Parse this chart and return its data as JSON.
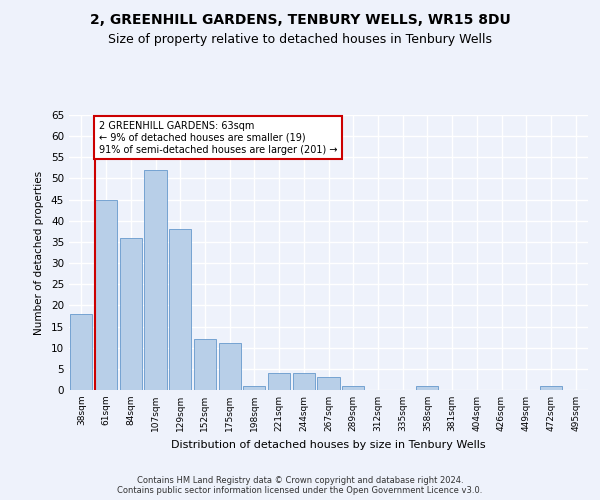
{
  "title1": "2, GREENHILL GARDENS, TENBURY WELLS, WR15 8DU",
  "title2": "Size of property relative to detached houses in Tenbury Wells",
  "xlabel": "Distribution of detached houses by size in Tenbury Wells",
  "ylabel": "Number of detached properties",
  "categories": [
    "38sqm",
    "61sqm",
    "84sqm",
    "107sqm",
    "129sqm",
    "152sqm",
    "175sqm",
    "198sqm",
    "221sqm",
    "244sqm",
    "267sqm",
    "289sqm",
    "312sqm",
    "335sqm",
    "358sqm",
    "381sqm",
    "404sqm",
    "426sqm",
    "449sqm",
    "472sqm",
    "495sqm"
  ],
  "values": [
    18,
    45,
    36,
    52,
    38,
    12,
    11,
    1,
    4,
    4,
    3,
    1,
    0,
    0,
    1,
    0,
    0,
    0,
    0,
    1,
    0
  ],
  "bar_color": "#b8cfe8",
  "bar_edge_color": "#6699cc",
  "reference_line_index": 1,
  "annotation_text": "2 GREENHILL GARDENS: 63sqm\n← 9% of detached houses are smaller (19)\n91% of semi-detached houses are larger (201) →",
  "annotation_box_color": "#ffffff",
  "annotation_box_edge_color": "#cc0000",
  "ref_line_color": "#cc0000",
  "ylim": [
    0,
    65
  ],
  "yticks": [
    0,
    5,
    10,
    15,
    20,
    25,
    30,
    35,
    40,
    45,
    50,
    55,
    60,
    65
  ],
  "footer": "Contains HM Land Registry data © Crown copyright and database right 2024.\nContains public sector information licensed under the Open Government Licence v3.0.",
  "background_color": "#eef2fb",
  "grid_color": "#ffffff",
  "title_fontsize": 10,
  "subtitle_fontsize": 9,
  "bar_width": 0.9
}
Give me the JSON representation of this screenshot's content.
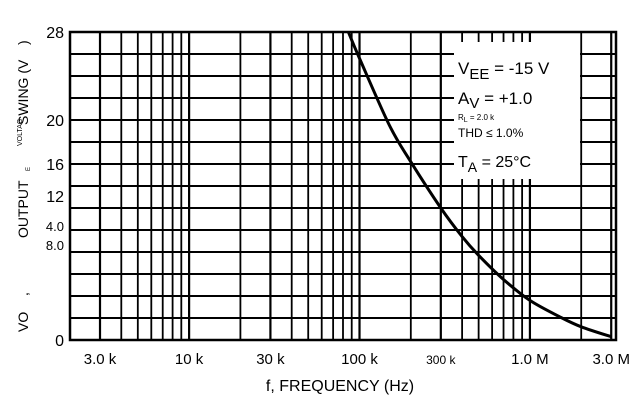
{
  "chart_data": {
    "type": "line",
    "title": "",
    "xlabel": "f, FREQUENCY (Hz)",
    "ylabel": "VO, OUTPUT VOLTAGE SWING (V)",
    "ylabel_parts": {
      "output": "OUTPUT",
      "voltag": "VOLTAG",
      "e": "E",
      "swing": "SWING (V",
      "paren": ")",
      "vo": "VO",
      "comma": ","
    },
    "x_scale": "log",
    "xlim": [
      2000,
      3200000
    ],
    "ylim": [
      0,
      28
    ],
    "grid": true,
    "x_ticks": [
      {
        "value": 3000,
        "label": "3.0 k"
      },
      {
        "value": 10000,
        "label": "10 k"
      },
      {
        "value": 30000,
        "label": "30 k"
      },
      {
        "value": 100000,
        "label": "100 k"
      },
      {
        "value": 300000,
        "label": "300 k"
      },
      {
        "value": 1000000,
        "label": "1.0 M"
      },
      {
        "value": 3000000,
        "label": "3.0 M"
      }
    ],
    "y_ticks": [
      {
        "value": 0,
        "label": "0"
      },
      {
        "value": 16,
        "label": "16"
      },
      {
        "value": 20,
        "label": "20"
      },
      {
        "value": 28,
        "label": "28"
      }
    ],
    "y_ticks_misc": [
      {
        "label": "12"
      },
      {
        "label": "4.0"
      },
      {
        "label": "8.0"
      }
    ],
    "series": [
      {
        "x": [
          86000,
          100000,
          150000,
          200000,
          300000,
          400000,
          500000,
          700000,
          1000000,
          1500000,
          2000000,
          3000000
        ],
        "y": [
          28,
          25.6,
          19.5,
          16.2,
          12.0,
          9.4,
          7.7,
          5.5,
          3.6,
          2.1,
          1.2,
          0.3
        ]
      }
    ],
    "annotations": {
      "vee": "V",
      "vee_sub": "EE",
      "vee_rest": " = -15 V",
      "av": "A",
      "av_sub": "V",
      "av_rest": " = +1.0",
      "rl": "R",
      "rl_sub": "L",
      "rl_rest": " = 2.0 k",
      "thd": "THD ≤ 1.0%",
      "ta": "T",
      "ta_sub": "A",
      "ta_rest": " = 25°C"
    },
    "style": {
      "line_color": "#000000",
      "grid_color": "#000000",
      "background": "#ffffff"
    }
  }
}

[STATED TASK]: Look through the material above. Copy each line where the word "OUTPUT" appears.

[SOLUTION TO THIS EXERCISE]:
    "ylabel": "VO, OUTPUT VOLTAGE SWING (V)",
      "output": "OUTPUT",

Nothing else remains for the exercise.